== Data section ==
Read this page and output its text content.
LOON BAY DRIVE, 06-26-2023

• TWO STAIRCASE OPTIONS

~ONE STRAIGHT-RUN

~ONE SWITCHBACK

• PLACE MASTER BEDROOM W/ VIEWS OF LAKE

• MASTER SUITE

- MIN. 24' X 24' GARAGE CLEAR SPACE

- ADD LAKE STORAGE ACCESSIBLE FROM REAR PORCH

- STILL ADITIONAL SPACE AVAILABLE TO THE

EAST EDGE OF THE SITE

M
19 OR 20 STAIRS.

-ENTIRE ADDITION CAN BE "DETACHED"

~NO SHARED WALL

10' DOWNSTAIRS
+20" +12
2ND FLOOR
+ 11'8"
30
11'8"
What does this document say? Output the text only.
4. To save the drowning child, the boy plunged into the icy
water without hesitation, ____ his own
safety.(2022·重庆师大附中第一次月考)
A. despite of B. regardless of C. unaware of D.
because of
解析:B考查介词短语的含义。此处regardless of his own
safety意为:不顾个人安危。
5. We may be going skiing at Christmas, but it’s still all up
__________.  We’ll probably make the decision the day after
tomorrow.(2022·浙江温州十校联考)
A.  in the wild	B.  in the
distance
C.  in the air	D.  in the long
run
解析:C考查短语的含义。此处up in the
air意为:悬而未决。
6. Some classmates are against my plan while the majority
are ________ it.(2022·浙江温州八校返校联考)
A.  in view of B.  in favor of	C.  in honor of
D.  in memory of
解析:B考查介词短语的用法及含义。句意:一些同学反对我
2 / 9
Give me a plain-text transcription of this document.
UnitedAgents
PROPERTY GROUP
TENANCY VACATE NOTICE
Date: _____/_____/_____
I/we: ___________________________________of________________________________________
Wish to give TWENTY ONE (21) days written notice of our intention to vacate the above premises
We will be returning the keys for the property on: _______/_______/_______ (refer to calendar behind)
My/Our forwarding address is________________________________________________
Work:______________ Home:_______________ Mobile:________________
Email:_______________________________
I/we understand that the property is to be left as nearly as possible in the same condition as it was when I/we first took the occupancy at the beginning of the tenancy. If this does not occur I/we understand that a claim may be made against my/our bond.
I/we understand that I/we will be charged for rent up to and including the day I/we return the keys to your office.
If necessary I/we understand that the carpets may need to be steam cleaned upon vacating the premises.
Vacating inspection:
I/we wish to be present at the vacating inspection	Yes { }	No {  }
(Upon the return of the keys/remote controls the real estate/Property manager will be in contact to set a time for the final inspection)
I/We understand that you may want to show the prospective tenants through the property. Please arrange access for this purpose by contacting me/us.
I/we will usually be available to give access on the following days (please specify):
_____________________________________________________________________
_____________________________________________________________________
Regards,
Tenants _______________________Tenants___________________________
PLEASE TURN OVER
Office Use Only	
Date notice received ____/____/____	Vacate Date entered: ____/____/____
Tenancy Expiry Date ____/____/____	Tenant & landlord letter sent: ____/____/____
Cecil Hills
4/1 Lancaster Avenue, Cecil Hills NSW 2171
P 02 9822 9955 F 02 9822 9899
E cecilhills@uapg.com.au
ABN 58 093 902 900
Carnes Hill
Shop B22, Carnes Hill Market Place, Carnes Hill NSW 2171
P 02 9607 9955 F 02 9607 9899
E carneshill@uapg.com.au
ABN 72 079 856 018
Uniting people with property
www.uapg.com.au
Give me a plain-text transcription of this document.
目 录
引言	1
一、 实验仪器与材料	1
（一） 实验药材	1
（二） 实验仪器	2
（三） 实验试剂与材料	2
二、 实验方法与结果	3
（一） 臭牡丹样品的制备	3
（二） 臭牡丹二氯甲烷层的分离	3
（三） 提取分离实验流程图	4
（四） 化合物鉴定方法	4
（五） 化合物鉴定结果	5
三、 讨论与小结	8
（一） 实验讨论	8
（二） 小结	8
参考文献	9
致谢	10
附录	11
===
Challenge:
Take the listing above and set it down exactly.

Complete response:
Read this page and output its text content.
LOON BAY DRIVE, 06-26-2023

• TWO STAIRCASE OPTIONS

~ONE STRAIGHT-RUN

~ONE SWITCHBACK

• PLACE MASTER BEDROOM W/ VIEWS OF LAKE

• MASTER SUITE

- MIN. 24' X 24' GARAGE CLEAR SPACE

- ADD LAKE STORAGE ACCESSIBLE FROM REAR PORCH

- STILL ADITIONAL SPACE AVAILABLE TO THE

EAST EDGE OF THE SITE

M
19 OR 20 STAIRS.

-ENTIRE ADDITION CAN BE "DETACHED"

~NO SHARED WALL

10' DOWNSTAIRS
+20" +12
2ND FLOOR
+ 11'8"
30
11'8"
What does this document say? Output the text only.
4. To save the drowning child, the boy plunged into the icy
water without hesitation, ____ his own
safety.(2022·重庆师大附中第一次月考)
A. despite of B. regardless of C. unaware of D.
because of
解析:B考查介词短语的含义。此处regardless of his own
safety意为:不顾个人安危。
5. We may be going skiing at Christmas, but it’s still all up
__________.  We’ll probably make the decision the day after
tomorrow.(2022·浙江温州十校联考)
A.  in the wild	B.  in the
distance
C.  in the air	D.  in the long
run
解析:C考查短语的含义。此处up in the
air意为:悬而未决。
6. Some classmates are against my plan while the majority
are ________ it.(2022·浙江温州八校返校联考)
A.  in view of B.  in favor of	C.  in honor of
D.  in memory of
解析:B考查介词短语的用法及含义。句意:一些同学反对我
2 / 9
Give me a plain-text transcription of this document.
UnitedAgents
PROPERTY GROUP
TENANCY VACATE NOTICE
Date: _____/_____/_____
I/we: ___________________________________of________________________________________
Wish to give TWENTY ONE (21) days written notice of our intention to vacate the above premises
We will be returning the keys for the property on: _______/_______/_______ (refer to calendar behind)
My/Our forwarding address is________________________________________________
Work:______________ Home:_______________ Mobile:________________
Email:_______________________________
I/we understand that the property is to be left as nearly as possible in the same condition as it was when I/we first took the occupancy at the beginning of the tenancy. If this does not occur I/we understand that a claim may be made against my/our bond.
I/we understand that I/we will be charged for rent up to and including the day I/we return the keys to your office.
If necessary I/we understand that the carpets may need to be steam cleaned upon vacating the premises.
Vacating inspection:
I/we wish to be present at the vacating inspection	Yes { }	No {  }
(Upon the return of the keys/remote controls the real estate/Property manager will be in contact to set a time for the final inspection)
I/We understand that you may want to show the prospective tenants through the property. Please arrange access for this purpose by contacting me/us.
I/we will usually be available to give access on the following days (please specify):
_____________________________________________________________________
_____________________________________________________________________
Regards,
Tenants _______________________Tenants___________________________
PLEASE TURN OVER
Office Use Only	
Date notice received ____/____/____	Vacate Date entered: ____/____/____
Tenancy Expiry Date ____/____/____	Tenant & landlord letter sent: ____/____/____
Cecil Hills
4/1 Lancaster Avenue, Cecil Hills NSW 2171
P 02 9822 9955 F 02 9822 9899
E cecilhills@uapg.com.au
ABN 58 093 902 900
Carnes Hill
Shop B22, Carnes Hill Market Place, Carnes Hill NSW 2171
P 02 9607 9955 F 02 9607 9899
E carneshill@uapg.com.au
ABN 72 079 856 018
Uniting people with property
www.uapg.com.au
Give me a plain-text transcription of this document.
目 录
引言	1
一、 实验仪器与材料	1
（一） 实验药材	1
（二） 实验仪器	2
（三） 实验试剂与材料	2
二、 实验方法与结果	3
（一） 臭牡丹样品的制备	3
（二） 臭牡丹二氯甲烷层的分离	3
（三） 提取分离实验流程图	4
（四） 化合物鉴定方法	4
（五） 化合物鉴定结果	5
三、 讨论与小结	8
（一） 实验讨论	8
（二） 小结	8
参考文献	9
致谢	10
附录	11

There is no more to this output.